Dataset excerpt
---*---
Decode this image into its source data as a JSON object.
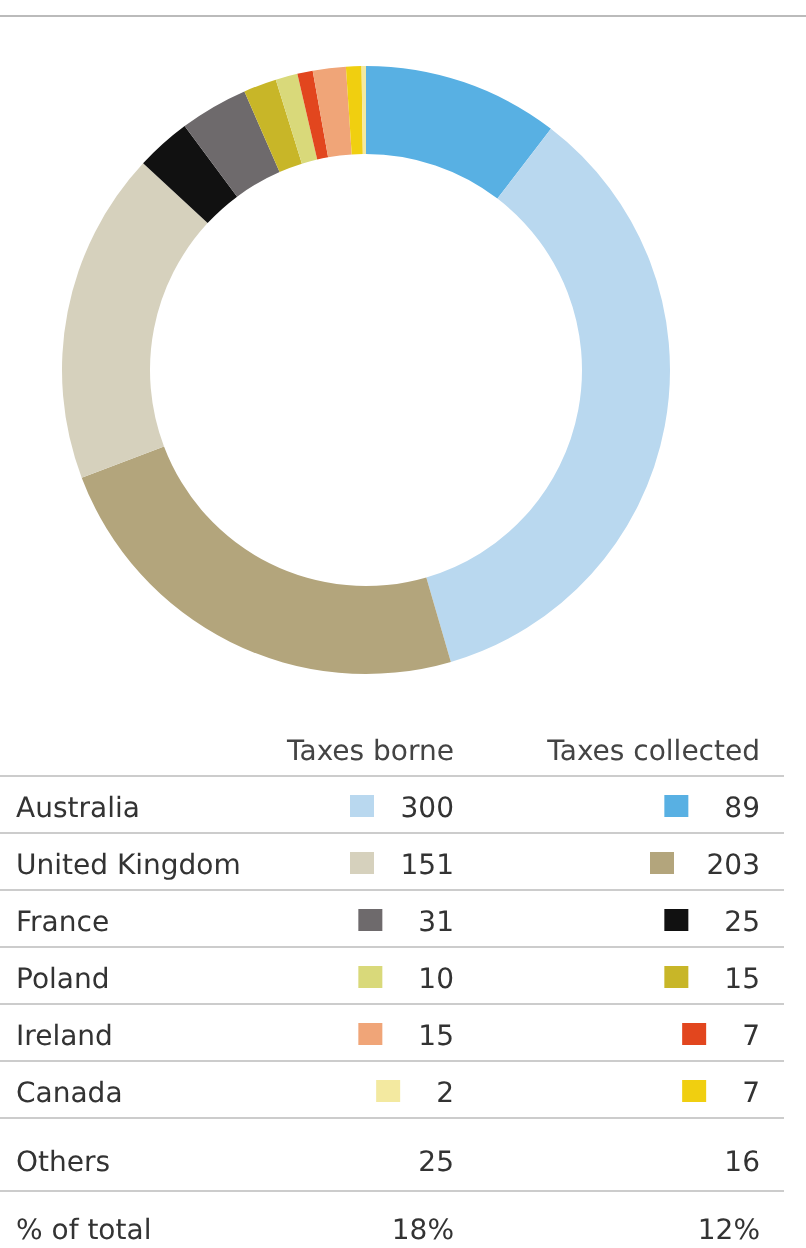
{
  "chart_data": {
    "type": "donut",
    "categories": [
      "89",
      "300",
      "203",
      "151",
      "25",
      "31",
      "15",
      "10",
      "7",
      "15",
      "7",
      "2"
    ],
    "values": [
      89,
      300,
      203,
      151,
      25,
      31,
      15,
      10,
      7,
      15,
      7,
      2
    ],
    "colors": [
      "#58b0e3",
      "#b9d8ef",
      "#b3a57c",
      "#d6d1bd",
      "#111111",
      "#6e6a6c",
      "#c8b628",
      "#d9d97a",
      "#e2461e",
      "#f0a578",
      "#f0cf10",
      "#f3e9a0"
    ],
    "legend": "bottom",
    "annotations": [
      "Taxes borne",
      "Taxes collected",
      "Australia",
      "United Kingdom",
      "France",
      "Poland",
      "Ireland",
      "Canada",
      "Others",
      "25",
      "16",
      "% of total",
      "18%",
      "12%"
    ]
  }
}
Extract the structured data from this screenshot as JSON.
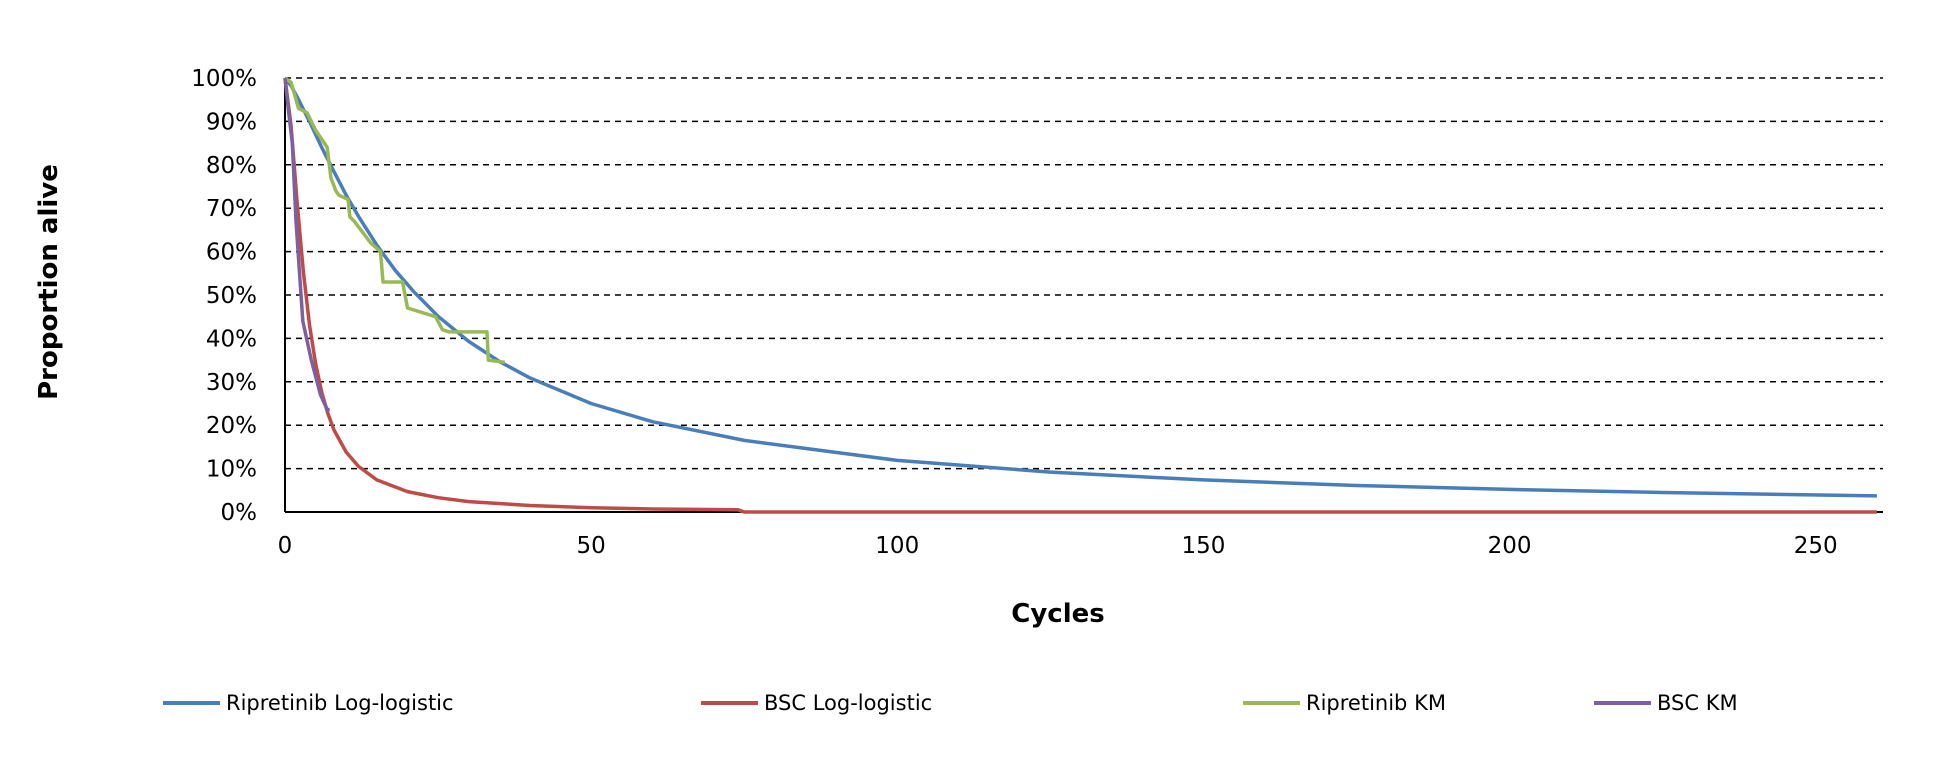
---*---
* [Your objective]: Gather each line in the data that holds the string "this".

* [Written response]:
Decode this image into its source data as a JSON object.
Extract the structured data from this screenshot as JSON.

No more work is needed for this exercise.